> [Work to be completed]:
Write the entries below out again exactly; any picture in them stays out.

· · ·

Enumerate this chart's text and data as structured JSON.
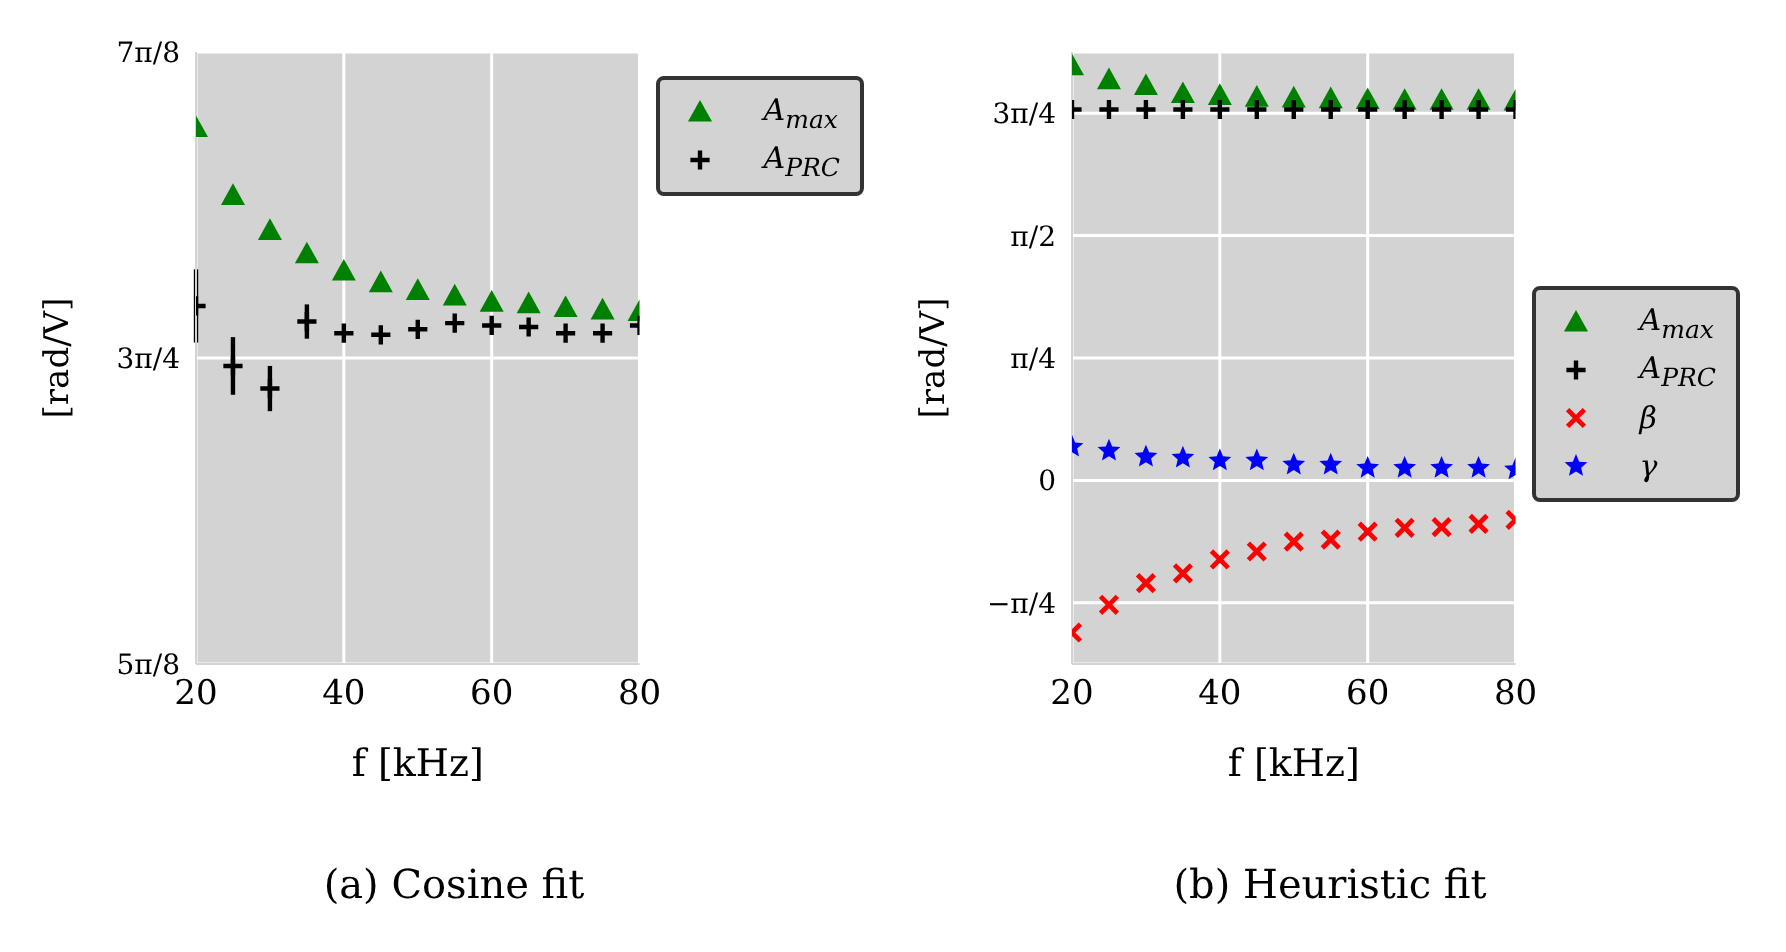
{
  "chart_data": [
    {
      "type": "scatter",
      "title": "(a) Cosine fit",
      "xlabel": "f [kHz]",
      "ylabel": "[rad/V]",
      "xlim": [
        20,
        80
      ],
      "xticks": [
        20,
        40,
        60,
        80
      ],
      "ylim": [
        1.9635,
        2.7489
      ],
      "yticks": [
        {
          "value": 1.9635,
          "label": "5π/8"
        },
        {
          "value": 2.3562,
          "label": "3π/4"
        },
        {
          "value": 2.7489,
          "label": "7π/8"
        }
      ],
      "grid": true,
      "legend": "top right",
      "x": [
        20,
        25,
        30,
        35,
        40,
        45,
        50,
        55,
        60,
        65,
        70,
        75,
        80
      ],
      "series": [
        {
          "name": "A$_{max}$",
          "color": "#008000",
          "marker": "triangle",
          "values": [
            2.652,
            2.565,
            2.52,
            2.49,
            2.468,
            2.453,
            2.443,
            2.436,
            2.428,
            2.426,
            2.421,
            2.418,
            2.416
          ]
        },
        {
          "name": "A$_{PRC}$",
          "color": "#000000",
          "marker": "plus",
          "values": [
            2.423,
            2.346,
            2.317,
            2.403,
            2.388,
            2.386,
            2.393,
            2.401,
            2.398,
            2.396,
            2.388,
            2.388,
            2.398
          ],
          "errors": [
            0.047,
            0.037,
            0.029,
            0.022,
            null,
            null,
            null,
            null,
            null,
            null,
            null,
            null,
            null
          ]
        }
      ]
    },
    {
      "type": "scatter",
      "title": "(b) Heuristic fit",
      "xlabel": "f [kHz]",
      "ylabel": "[rad/V]",
      "xlim": [
        20,
        80
      ],
      "xticks": [
        20,
        40,
        60,
        80
      ],
      "ylim": [
        -1.178,
        2.749
      ],
      "yticks": [
        {
          "value": -0.7854,
          "label": "−π/4"
        },
        0,
        {
          "value": 0.7854,
          "label": "π/4"
        },
        {
          "value": 1.5708,
          "label": "π/2"
        },
        {
          "value": 2.3562,
          "label": "3π/4"
        }
      ],
      "grid": true,
      "legend": "right",
      "x": [
        20,
        25,
        30,
        35,
        40,
        45,
        50,
        55,
        60,
        65,
        70,
        75,
        80
      ],
      "series": [
        {
          "name": "A$_{max}$",
          "color": "#008000",
          "marker": "triangle",
          "values": [
            2.661,
            2.572,
            2.534,
            2.483,
            2.471,
            2.46,
            2.455,
            2.45,
            2.445,
            2.44,
            2.44,
            2.44,
            2.435
          ]
        },
        {
          "name": "A$_{PRC}$",
          "color": "#000000",
          "marker": "plus",
          "values": [
            2.38,
            2.38,
            2.38,
            2.38,
            2.38,
            2.38,
            2.38,
            2.38,
            2.38,
            2.38,
            2.38,
            2.38,
            2.38
          ]
        },
        {
          "name": "β",
          "color": "#ff0000",
          "marker": "cross",
          "values": [
            -0.976,
            -0.798,
            -0.659,
            -0.596,
            -0.507,
            -0.456,
            -0.393,
            -0.38,
            -0.329,
            -0.304,
            -0.3,
            -0.279,
            -0.253
          ]
        },
        {
          "name": "γ",
          "color": "#0000ff",
          "marker": "star",
          "values": [
            0.215,
            0.19,
            0.152,
            0.145,
            0.127,
            0.127,
            0.101,
            0.1,
            0.08,
            0.08,
            0.08,
            0.08,
            0.07
          ]
        }
      ]
    }
  ]
}
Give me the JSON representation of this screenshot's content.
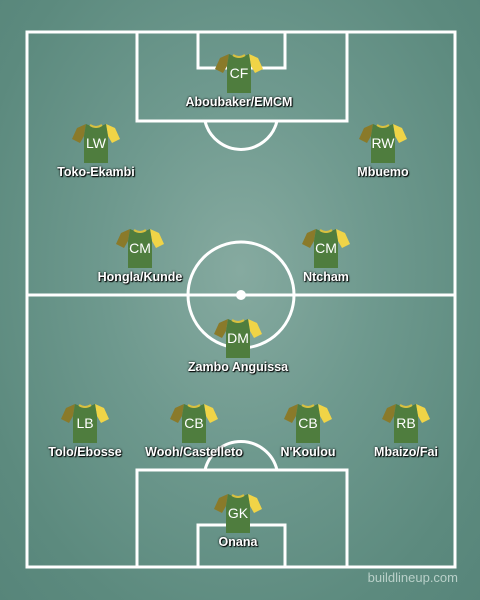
{
  "kit": {
    "body_color": "#4f7d3e",
    "sleeve_color": "#f0d447",
    "left_sleeve_color": "#8a7a2a",
    "collar_color": "#d8c040"
  },
  "players": {
    "cf": {
      "pos": "CF",
      "name": "Aboubaker/EMCM"
    },
    "lw": {
      "pos": "LW",
      "name": "Toko-Ekambi"
    },
    "rw": {
      "pos": "RW",
      "name": "Mbuemo"
    },
    "cml": {
      "pos": "CM",
      "name": "Hongla/Kunde"
    },
    "cmr": {
      "pos": "CM",
      "name": "Ntcham"
    },
    "dm": {
      "pos": "DM",
      "name": "Zambo Anguissa"
    },
    "lb": {
      "pos": "LB",
      "name": "Tolo/Ebosse"
    },
    "cbl": {
      "pos": "CB",
      "name": "Wooh/Castelleto"
    },
    "cbr": {
      "pos": "CB",
      "name": "N'Koulou"
    },
    "rb": {
      "pos": "RB",
      "name": "Mbaizo/Fai"
    },
    "gk": {
      "pos": "GK",
      "name": "Onana"
    }
  },
  "watermark": "buildlineup.com"
}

· · ·

> [Result below]:
Enumerate this chart's text and data as structured JSON.
{
  "chart_data": [
    {
      "type": "scatter",
      "title": "(a) Cosine fit",
      "xlabel": "f [kHz]",
      "ylabel": "[rad/V]",
      "xlim": [
        20,
        80
      ],
      "xticks": [
        20,
        40,
        60,
        80
      ],
      "ylim": [
        1.9635,
        2.7489
      ],
      "yticks": [
        {
          "value": 1.9635,
          "label": "5π/8"
        },
        {
          "value": 2.3562,
          "label": "3π/4"
        },
        {
          "value": 2.7489,
          "label": "7π/8"
        }
      ],
      "grid": true,
      "legend": "top right",
      "x": [
        20,
        25,
        30,
        35,
        40,
        45,
        50,
        55,
        60,
        65,
        70,
        75,
        80
      ],
      "series": [
        {
          "name": "A$_{max}$",
          "color": "#008000",
          "marker": "triangle",
          "values": [
            2.652,
            2.565,
            2.52,
            2.49,
            2.468,
            2.453,
            2.443,
            2.436,
            2.428,
            2.426,
            2.421,
            2.418,
            2.416
          ]
        },
        {
          "name": "A$_{PRC}$",
          "color": "#000000",
          "marker": "plus",
          "values": [
            2.423,
            2.346,
            2.317,
            2.403,
            2.388,
            2.386,
            2.393,
            2.401,
            2.398,
            2.396,
            2.388,
            2.388,
            2.398
          ],
          "errors": [
            0.047,
            0.037,
            0.029,
            0.022,
            null,
            null,
            null,
            null,
            null,
            null,
            null,
            null,
            null
          ]
        }
      ]
    },
    {
      "type": "scatter",
      "title": "(b) Heuristic fit",
      "xlabel": "f [kHz]",
      "ylabel": "[rad/V]",
      "xlim": [
        20,
        80
      ],
      "xticks": [
        20,
        40,
        60,
        80
      ],
      "ylim": [
        -1.178,
        2.749
      ],
      "yticks": [
        {
          "value": -0.7854,
          "label": "−π/4"
        },
        0,
        {
          "value": 0.7854,
          "label": "π/4"
        },
        {
          "value": 1.5708,
          "label": "π/2"
        },
        {
          "value": 2.3562,
          "label": "3π/4"
        }
      ],
      "grid": true,
      "legend": "right",
      "x": [
        20,
        25,
        30,
        35,
        40,
        45,
        50,
        55,
        60,
        65,
        70,
        75,
        80
      ],
      "series": [
        {
          "name": "A$_{max}$",
          "color": "#008000",
          "marker": "triangle",
          "values": [
            2.661,
            2.572,
            2.534,
            2.483,
            2.471,
            2.46,
            2.455,
            2.45,
            2.445,
            2.44,
            2.44,
            2.44,
            2.435
          ]
        },
        {
          "name": "A$_{PRC}$",
          "color": "#000000",
          "marker": "plus",
          "values": [
            2.38,
            2.38,
            2.38,
            2.38,
            2.38,
            2.38,
            2.38,
            2.38,
            2.38,
            2.38,
            2.38,
            2.38,
            2.38
          ]
        },
        {
          "name": "β",
          "color": "#ff0000",
          "marker": "cross",
          "values": [
            -0.976,
            -0.798,
            -0.659,
            -0.596,
            -0.507,
            -0.456,
            -0.393,
            -0.38,
            -0.329,
            -0.304,
            -0.3,
            -0.279,
            -0.253
          ]
        },
        {
          "name": "γ",
          "color": "#0000ff",
          "marker": "star",
          "values": [
            0.215,
            0.19,
            0.152,
            0.145,
            0.127,
            0.127,
            0.101,
            0.1,
            0.08,
            0.08,
            0.08,
            0.08,
            0.07
          ]
        }
      ]
    }
  ]
}
Give me the JSON representation of this screenshot's content.
{
  "kit": {
    "body_color": "#4f7d3e",
    "sleeve_color": "#f0d447",
    "left_sleeve_color": "#8a7a2a",
    "collar_color": "#d8c040"
  },
  "players": {
    "cf": {
      "pos": "CF",
      "name": "Aboubaker/EMCM"
    },
    "lw": {
      "pos": "LW",
      "name": "Toko-Ekambi"
    },
    "rw": {
      "pos": "RW",
      "name": "Mbuemo"
    },
    "cml": {
      "pos": "CM",
      "name": "Hongla/Kunde"
    },
    "cmr": {
      "pos": "CM",
      "name": "Ntcham"
    },
    "dm": {
      "pos": "DM",
      "name": "Zambo Anguissa"
    },
    "lb": {
      "pos": "LB",
      "name": "Tolo/Ebosse"
    },
    "cbl": {
      "pos": "CB",
      "name": "Wooh/Castelleto"
    },
    "cbr": {
      "pos": "CB",
      "name": "N'Koulou"
    },
    "rb": {
      "pos": "RB",
      "name": "Mbaizo/Fai"
    },
    "gk": {
      "pos": "GK",
      "name": "Onana"
    }
  },
  "watermark": "buildlineup.com"
}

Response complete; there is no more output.